Developers are looking to Brooklyn for new residential projects. Brooklyn permits have doubled over a two-year period to nearly 20,000 new units, a 149% increase over all the other outer boroughs combined and twice that of Manhattan. If you’re unconvinced, just look at Downtown Brooklyn's skyline.

Lowest Office Vacancy Rate Nationwide 

Demand is outpacing supply as more and more employers look to enter the Brooklyn market. The office vacancy rate is the nation’s lowest at 4.2%, and even lower downtown (1.6%). With more and more people living and working in Brooklyn, retailers are following suit.

College Town, USA 

Brooklyn is home to over 60,000 students at its more than 30 universities, colleges and seminaries, many of which are concentrated in the Downtown Brooklyn area. That’s a large (and free-spending) consumer base on which retailers can capitalize.

The Hospitable Borough

The hospitality sector in Brooklyn continues to grow. With over 4,000 hotel rooms already, the borough has a healthy hotel pipeline that is expected to bring its total to 71 hotels by 2017—a 154% increase since 2008.

Five Reasons Going On 60 Million

Since 2002, NYC tourism has grown from 35 million visitors annually to an estimated nearly 60 million tourists this year. Brooklyn has been a big part of New York City’s tourism boom, with the Barclays Center, the Brooklyn Academy of Music, and green oases such as Prospect Park (with 10 million visitors, second only to Central Park) serving as major attractions for tourists looking to see what the "coolest city on the planet" is all about.
--
#### Tasks to complete
1. Answer these questions using the text on Brooklyn's growth.
(a) What is Brooklyn's office vacancy rate?
(b) How many students does Brooklyn have?
(c) How many visitors does Prospect Park have?
2. Retype the text on Brooklyn's growth between "Demand is outpacing" and "retailers can capitalize.", inclusive.

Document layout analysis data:
--
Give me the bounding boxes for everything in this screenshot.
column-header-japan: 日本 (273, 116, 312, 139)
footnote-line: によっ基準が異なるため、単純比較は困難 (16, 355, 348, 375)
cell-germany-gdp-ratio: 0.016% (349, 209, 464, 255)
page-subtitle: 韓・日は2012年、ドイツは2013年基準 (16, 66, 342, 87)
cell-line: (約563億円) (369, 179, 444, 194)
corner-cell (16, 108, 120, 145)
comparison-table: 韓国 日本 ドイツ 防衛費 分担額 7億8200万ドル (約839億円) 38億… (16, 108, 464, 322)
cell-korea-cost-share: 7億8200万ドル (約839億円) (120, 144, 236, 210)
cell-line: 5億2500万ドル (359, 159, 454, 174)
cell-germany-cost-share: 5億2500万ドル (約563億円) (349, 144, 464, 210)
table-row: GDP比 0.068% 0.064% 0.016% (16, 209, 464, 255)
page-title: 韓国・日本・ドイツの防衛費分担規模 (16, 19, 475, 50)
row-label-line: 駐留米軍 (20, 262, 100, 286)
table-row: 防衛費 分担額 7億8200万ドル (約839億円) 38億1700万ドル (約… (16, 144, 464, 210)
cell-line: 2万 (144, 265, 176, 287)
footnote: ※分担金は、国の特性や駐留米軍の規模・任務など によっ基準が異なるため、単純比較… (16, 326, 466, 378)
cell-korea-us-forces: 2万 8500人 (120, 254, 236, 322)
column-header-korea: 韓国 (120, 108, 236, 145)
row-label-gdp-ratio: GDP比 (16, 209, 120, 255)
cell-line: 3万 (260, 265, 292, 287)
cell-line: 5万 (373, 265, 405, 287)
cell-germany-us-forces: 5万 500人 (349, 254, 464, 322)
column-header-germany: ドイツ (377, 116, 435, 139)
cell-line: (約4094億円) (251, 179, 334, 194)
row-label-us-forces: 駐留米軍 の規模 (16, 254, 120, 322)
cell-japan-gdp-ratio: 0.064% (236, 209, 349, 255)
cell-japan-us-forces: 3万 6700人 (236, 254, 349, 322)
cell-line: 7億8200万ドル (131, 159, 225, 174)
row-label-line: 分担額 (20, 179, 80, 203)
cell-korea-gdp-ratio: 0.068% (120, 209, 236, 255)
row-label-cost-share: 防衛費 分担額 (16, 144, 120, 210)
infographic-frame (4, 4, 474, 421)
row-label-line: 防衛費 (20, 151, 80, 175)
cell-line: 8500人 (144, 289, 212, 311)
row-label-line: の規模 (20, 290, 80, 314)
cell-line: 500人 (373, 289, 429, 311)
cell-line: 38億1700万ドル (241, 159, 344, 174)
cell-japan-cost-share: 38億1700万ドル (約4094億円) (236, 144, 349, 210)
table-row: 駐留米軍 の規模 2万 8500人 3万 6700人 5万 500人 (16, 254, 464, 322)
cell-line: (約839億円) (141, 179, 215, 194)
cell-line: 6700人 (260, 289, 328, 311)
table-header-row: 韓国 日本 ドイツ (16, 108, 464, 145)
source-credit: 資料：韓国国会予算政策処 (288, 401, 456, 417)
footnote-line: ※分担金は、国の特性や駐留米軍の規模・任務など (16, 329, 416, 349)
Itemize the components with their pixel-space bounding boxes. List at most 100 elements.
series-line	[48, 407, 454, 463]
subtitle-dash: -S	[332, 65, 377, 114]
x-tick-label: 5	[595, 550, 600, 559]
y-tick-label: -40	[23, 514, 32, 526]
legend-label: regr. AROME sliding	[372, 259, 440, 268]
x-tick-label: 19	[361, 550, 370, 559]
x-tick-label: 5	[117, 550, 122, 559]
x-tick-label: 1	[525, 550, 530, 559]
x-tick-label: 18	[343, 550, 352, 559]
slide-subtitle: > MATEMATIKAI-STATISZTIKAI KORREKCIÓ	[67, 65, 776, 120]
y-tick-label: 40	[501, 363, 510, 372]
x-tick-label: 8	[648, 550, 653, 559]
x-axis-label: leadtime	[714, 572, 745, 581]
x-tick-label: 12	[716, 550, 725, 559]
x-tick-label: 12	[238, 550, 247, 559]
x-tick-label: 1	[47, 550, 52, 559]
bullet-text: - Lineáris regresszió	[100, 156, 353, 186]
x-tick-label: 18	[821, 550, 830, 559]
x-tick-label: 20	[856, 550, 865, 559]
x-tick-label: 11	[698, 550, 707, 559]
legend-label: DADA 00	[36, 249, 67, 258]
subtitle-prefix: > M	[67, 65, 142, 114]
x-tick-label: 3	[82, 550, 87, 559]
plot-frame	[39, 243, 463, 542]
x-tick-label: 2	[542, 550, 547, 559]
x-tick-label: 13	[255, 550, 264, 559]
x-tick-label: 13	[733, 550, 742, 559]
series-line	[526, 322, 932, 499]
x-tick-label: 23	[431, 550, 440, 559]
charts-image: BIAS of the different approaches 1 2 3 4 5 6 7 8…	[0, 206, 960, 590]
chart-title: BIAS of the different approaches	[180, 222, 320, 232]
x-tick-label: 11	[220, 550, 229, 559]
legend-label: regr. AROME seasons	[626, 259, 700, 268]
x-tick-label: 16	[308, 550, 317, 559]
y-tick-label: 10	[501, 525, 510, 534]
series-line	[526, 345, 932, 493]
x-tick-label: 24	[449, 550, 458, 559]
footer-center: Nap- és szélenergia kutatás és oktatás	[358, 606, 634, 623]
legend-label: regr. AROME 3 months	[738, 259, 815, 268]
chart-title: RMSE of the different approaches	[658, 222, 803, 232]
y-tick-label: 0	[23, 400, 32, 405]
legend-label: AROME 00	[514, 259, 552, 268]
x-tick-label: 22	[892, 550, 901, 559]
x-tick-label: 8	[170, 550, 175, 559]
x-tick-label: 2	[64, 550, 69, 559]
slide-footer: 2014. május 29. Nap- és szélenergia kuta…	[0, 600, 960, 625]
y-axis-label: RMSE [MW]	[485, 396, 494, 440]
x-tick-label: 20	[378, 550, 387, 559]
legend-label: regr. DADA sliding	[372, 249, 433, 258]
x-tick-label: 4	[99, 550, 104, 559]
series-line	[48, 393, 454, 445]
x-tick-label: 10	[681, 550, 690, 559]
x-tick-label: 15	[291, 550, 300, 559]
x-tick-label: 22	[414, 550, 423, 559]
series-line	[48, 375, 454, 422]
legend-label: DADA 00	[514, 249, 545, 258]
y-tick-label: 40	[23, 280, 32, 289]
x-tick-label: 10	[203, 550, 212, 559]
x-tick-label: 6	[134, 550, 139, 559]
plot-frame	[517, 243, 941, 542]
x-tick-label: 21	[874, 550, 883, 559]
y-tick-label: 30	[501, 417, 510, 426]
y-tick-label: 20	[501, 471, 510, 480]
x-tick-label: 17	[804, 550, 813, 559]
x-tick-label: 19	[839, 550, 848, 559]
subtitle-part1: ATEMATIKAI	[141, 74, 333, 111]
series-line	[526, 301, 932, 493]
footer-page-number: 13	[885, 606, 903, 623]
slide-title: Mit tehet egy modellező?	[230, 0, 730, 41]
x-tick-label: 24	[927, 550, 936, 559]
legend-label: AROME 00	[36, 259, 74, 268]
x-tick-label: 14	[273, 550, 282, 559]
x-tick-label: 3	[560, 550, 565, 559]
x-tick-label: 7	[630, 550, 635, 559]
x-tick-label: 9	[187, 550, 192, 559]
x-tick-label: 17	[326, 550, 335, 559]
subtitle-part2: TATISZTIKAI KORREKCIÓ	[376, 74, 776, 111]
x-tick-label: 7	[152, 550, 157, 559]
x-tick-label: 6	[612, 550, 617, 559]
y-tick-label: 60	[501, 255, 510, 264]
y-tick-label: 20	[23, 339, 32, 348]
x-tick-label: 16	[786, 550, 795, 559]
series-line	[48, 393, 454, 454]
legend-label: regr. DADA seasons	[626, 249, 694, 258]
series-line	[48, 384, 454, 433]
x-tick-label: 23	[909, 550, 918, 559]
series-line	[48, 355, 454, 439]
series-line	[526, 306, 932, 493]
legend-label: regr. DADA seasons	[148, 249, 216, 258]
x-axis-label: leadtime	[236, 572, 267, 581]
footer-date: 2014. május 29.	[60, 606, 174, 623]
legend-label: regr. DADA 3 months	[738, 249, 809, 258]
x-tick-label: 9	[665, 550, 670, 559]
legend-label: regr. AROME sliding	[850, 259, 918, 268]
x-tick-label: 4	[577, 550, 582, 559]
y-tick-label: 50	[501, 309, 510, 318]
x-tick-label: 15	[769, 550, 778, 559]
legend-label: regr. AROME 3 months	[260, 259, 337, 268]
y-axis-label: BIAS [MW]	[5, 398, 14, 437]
--
#### Responses by item number
1.
(a) 4.2%, the lowest in the nation
(b) Over 60,000
(c) 10 million

2.
Demand is outpacing supply as more and more employers look to enter the Brooklyn market. The office vacancy rate is the nation’s lowest at 4.2%, and even lower downtown (1.6%). With more and more people living and working in Brooklyn, retailers are following suit.

College Town, USA 

Brooklyn is home to over 60,000 students at its more than 30 universities, colleges and seminaries, many of which are concentrated in the Downtown Brooklyn area. That’s a large (and free-spending) consumer base on which retailers can capitalize.